Document text –
I realise that teachers tend to focus on right-angled triangles when introducing trig functions, and for those I can see that the most intuitive approach seems to be starting with the opposite and adjacent sides of a triangle matching the right and bottom of a rectangle. But otherwise, it's always struck me as odd that we go anti-clockwise from the right, rather than clockwise from the top - which gives the same results, but with sine corresponding to the horizontal direction, and cosine on the vertical. This is how bearings are conventionally given, after all, and even in the digital age the analogue clock-face is something almost everyone's familiar with. And it's not so hard to draw a triangle with its point facing downwards, right?

I'm just wondering if I'm missing something here. Would I be doing my students a terrible disservice if I introduced them to trig functions treating them as going clockwise from 12 o'clock?

Page element annotations
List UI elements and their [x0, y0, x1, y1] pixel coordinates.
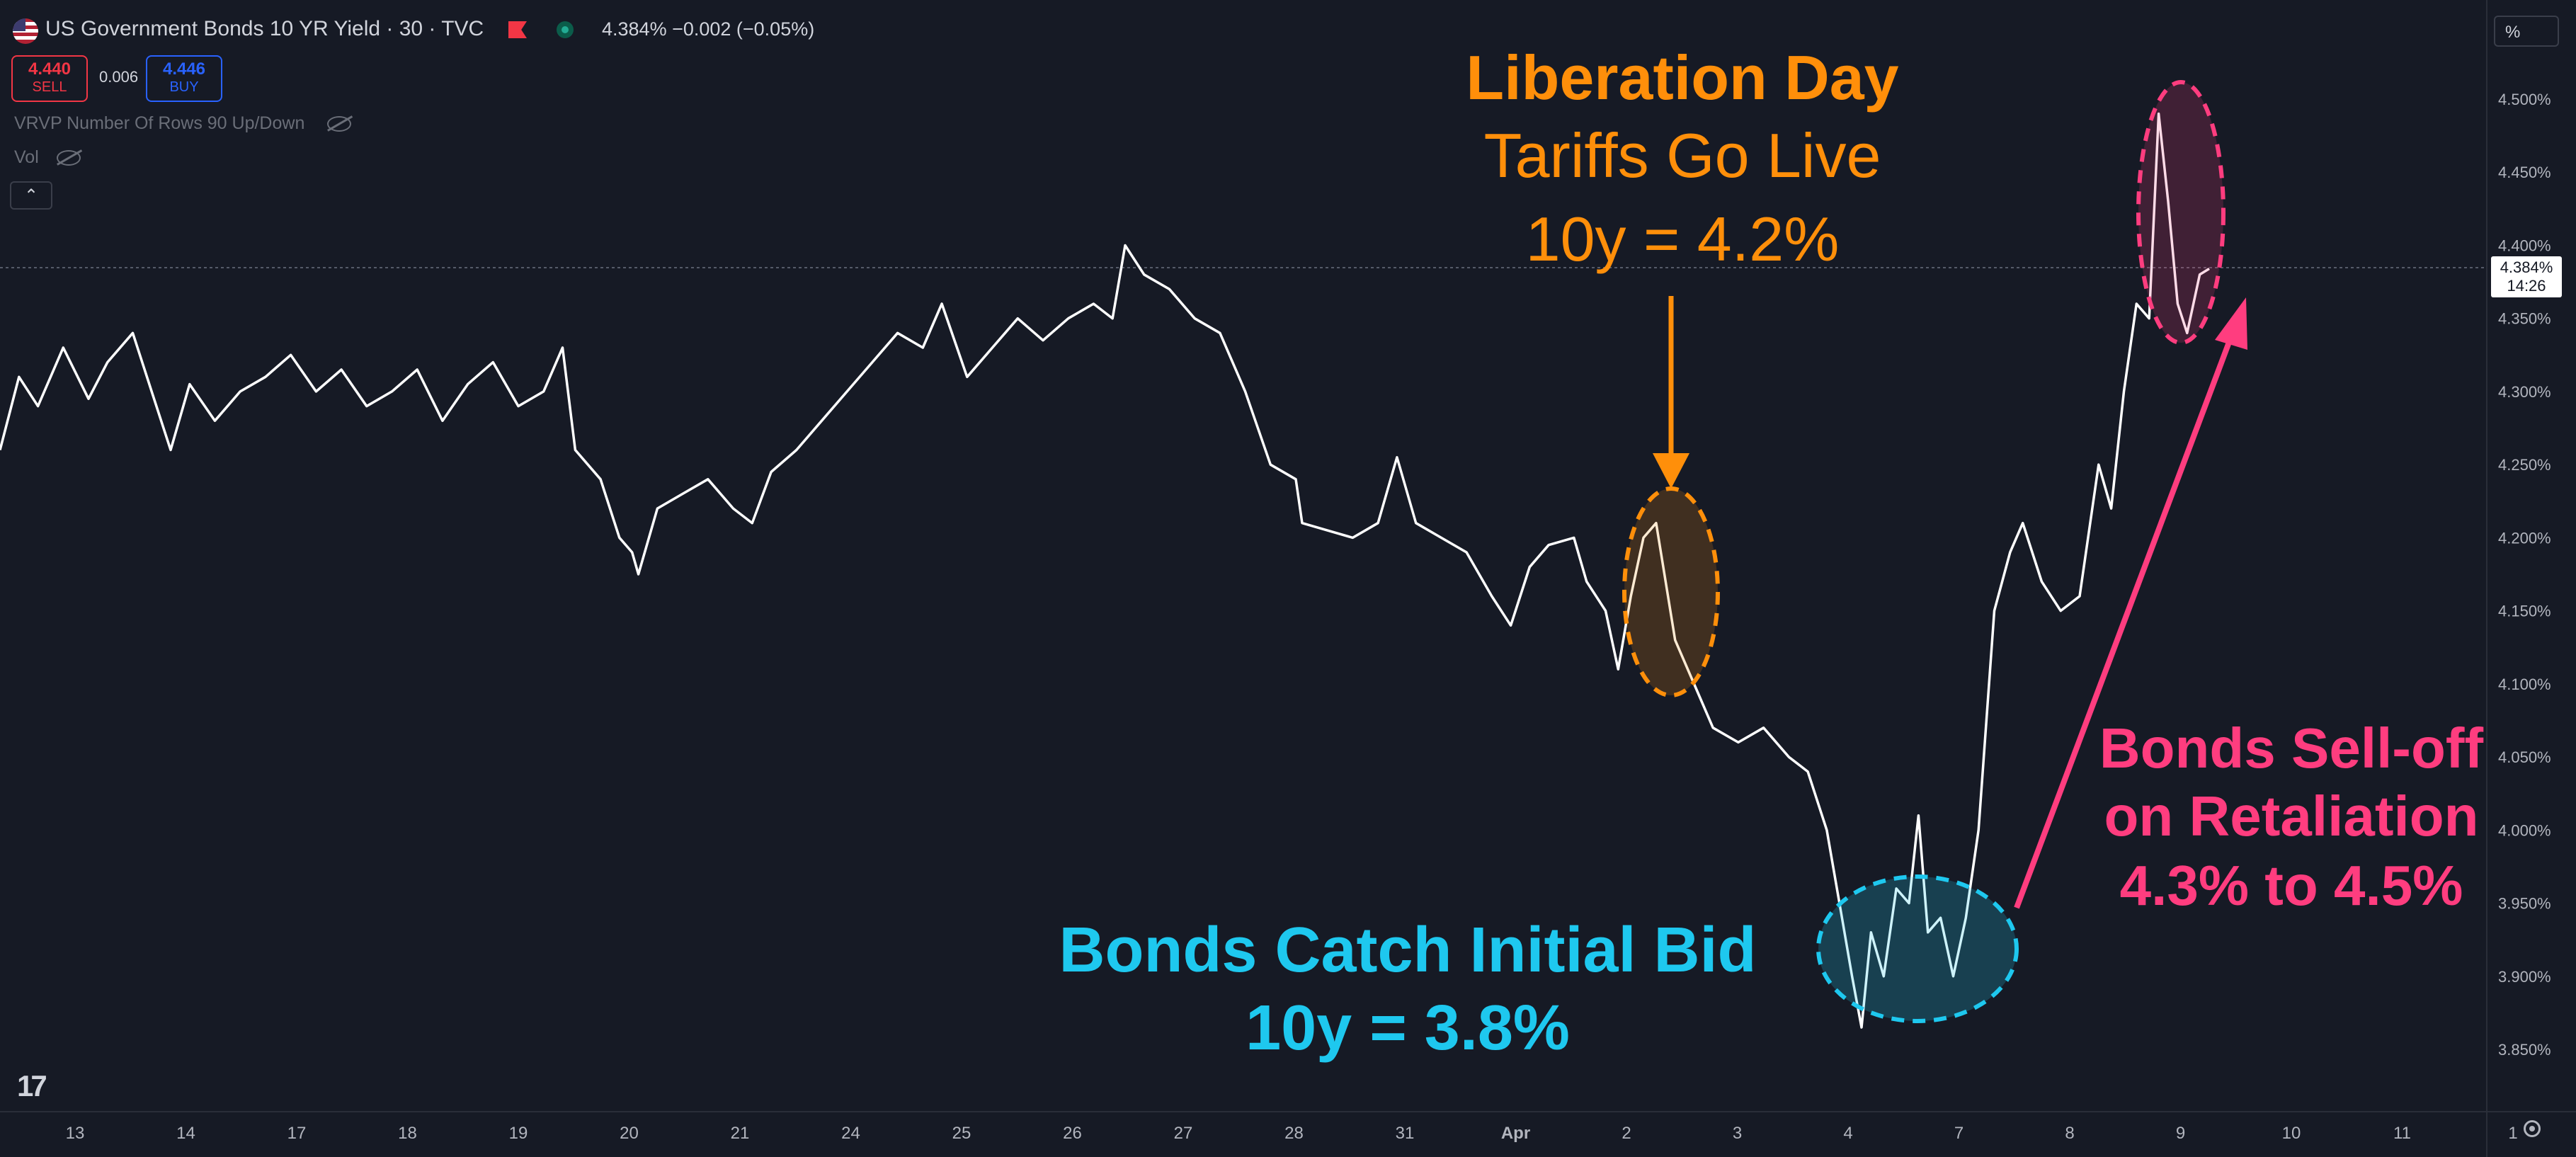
y-tick-label: 4.450%	[2498, 164, 2551, 181]
x-tick-label: 8	[2065, 1124, 2074, 1143]
x-tick-label: 21	[731, 1124, 750, 1143]
symbol-title[interactable]: US Government Bonds 10 YR Yield · 30 · T…	[45, 17, 484, 40]
liberation-day-arrow-head	[1653, 453, 1689, 489]
market-status-icon	[557, 21, 574, 38]
price-series-line	[0, 112, 2210, 1029]
x-tick-label: 17	[287, 1124, 307, 1143]
hide-eye-icon[interactable]	[327, 116, 351, 132]
annotation-retaliation: on Retaliation	[2104, 785, 2479, 848]
x-tick-label: 28	[1284, 1124, 1304, 1143]
x-tick-label: 18	[398, 1124, 417, 1143]
buy-button[interactable]: 4.446 BUY	[146, 55, 222, 102]
x-tick-label: 27	[1174, 1124, 1193, 1143]
buy-price: 4.446	[162, 59, 206, 79]
annotation-sell-off: Bonds Sell-off	[2099, 717, 2484, 780]
us-flag-icon	[13, 18, 38, 44]
x-tick-label: 9	[2176, 1124, 2185, 1143]
bar-countdown: 14:26	[2507, 277, 2546, 295]
x-tick-label: 20	[620, 1124, 639, 1143]
y-tick-label: 3.900%	[2498, 968, 2551, 986]
indicator-vol[interactable]: Vol	[14, 147, 39, 167]
gear-icon[interactable]	[2524, 1120, 2541, 1137]
x-tick-label: 13	[66, 1124, 85, 1143]
annotation-tariffs-live: Tariffs Go Live	[1484, 120, 1881, 190]
x-tick-label: Apr	[1501, 1124, 1530, 1143]
annotation-initial-bid: Bonds Catch Initial Bid	[1059, 915, 1756, 986]
sell-off-highlight	[2136, 80, 2225, 345]
y-tick-label: 4.150%	[2498, 603, 2551, 620]
sell-price: 4.440	[28, 59, 72, 79]
sell-button[interactable]: 4.440 SELL	[11, 55, 88, 102]
y-axis: 4.500% 4.450% 4.400% 4.350% 4.300% 4.250% 4.20…	[2498, 91, 2551, 1059]
x-tick-label: 26	[1063, 1124, 1082, 1143]
indicator-vrvp[interactable]: VRVP Number Of Rows 90 Up/Down	[14, 113, 305, 133]
x-tick-label: 10	[2282, 1124, 2301, 1143]
tradingview-logo[interactable]: 17	[17, 1069, 47, 1102]
y-tick-label: 4.050%	[2498, 748, 2551, 766]
annotation-10y-3-8: 10y = 3.8%	[1246, 993, 1570, 1064]
price-change: 4.384% −0.002 (−0.05%)	[602, 18, 815, 40]
y-tick-label: 4.250%	[2498, 456, 2551, 474]
current-price-label: 4.384% 14:26	[2491, 256, 2562, 297]
annotation-10y-4-2: 10y = 4.2%	[1526, 204, 1840, 274]
y-tick-label: 4.100%	[2498, 676, 2551, 693]
x-tick-label: 25	[952, 1124, 971, 1143]
x-tick-label: 3	[1733, 1124, 1742, 1143]
x-tick-label: 19	[509, 1124, 528, 1143]
spread-value: 0.006	[99, 68, 139, 86]
collapse-indicators-button[interactable]: ⌃	[10, 181, 52, 210]
y-tick-label: 3.850%	[2498, 1041, 2551, 1059]
current-price-value: 4.384%	[2500, 258, 2553, 276]
buy-label: BUY	[169, 79, 199, 95]
y-tick-label: 3.950%	[2498, 895, 2551, 913]
unit-toggle-button[interactable]: %	[2494, 16, 2559, 47]
y-tick-label: 4.000%	[2498, 821, 2551, 839]
annotation-range: 4.3% to 4.5%	[2120, 854, 2463, 917]
x-tick-label: 11	[2393, 1124, 2411, 1143]
initial-bid-highlight	[1816, 874, 2019, 1023]
y-tick-label: 4.300%	[2498, 383, 2551, 401]
liberation-day-highlight	[1622, 486, 1720, 697]
sell-off-arrow-head	[2215, 297, 2247, 350]
y-tick-label: 4.200%	[2498, 529, 2551, 547]
sell-label: SELL	[32, 79, 67, 95]
x-tick-label: 7	[1954, 1124, 1964, 1143]
y-tick-label: 4.350%	[2498, 310, 2551, 328]
x-tick-label: 14	[176, 1124, 195, 1143]
x-tick-label: 4	[1843, 1124, 1852, 1143]
y-tick-label: 4.500%	[2498, 91, 2551, 108]
annotation-liberation-day: Liberation Day	[1466, 42, 1898, 113]
x-tick-label: 24	[841, 1124, 860, 1143]
y-tick-label: 4.400%	[2498, 236, 2551, 254]
x-tick-label: 2	[1622, 1124, 1631, 1143]
sell-off-arrow	[2014, 337, 2233, 909]
x-tick-label: 31	[1396, 1124, 1415, 1143]
hide-eye-icon[interactable]	[57, 150, 81, 166]
x-axis: 13 14 17 18 19 20 21 24 25 26 27 28 31 Apr 2 3 4 7 8 9 10 11 1	[66, 1124, 2518, 1143]
x-tick-label: 1	[2508, 1124, 2517, 1143]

Task objective – Duplicate the stretch of the trig-functions post from "I realise that" through "facing downwards, right?". The records have nothing to do with what is asked here.

Answer below –
I realise that teachers tend to focus on right-angled triangles when introducing trig functions, and for those I can see that the most intuitive approach seems to be starting with the opposite and adjacent sides of a triangle matching the right and bottom of a rectangle. But otherwise, it's always struck me as odd that we go anti-clockwise from the right, rather than clockwise from the top - which gives the same results, but with sine corresponding to the horizontal direction, and cosine on the vertical. This is how bearings are conventionally given, after all, and even in the digital age the analogue clock-face is something almost everyone's familiar with. And it's not so hard to draw a triangle with its point facing downwards, right?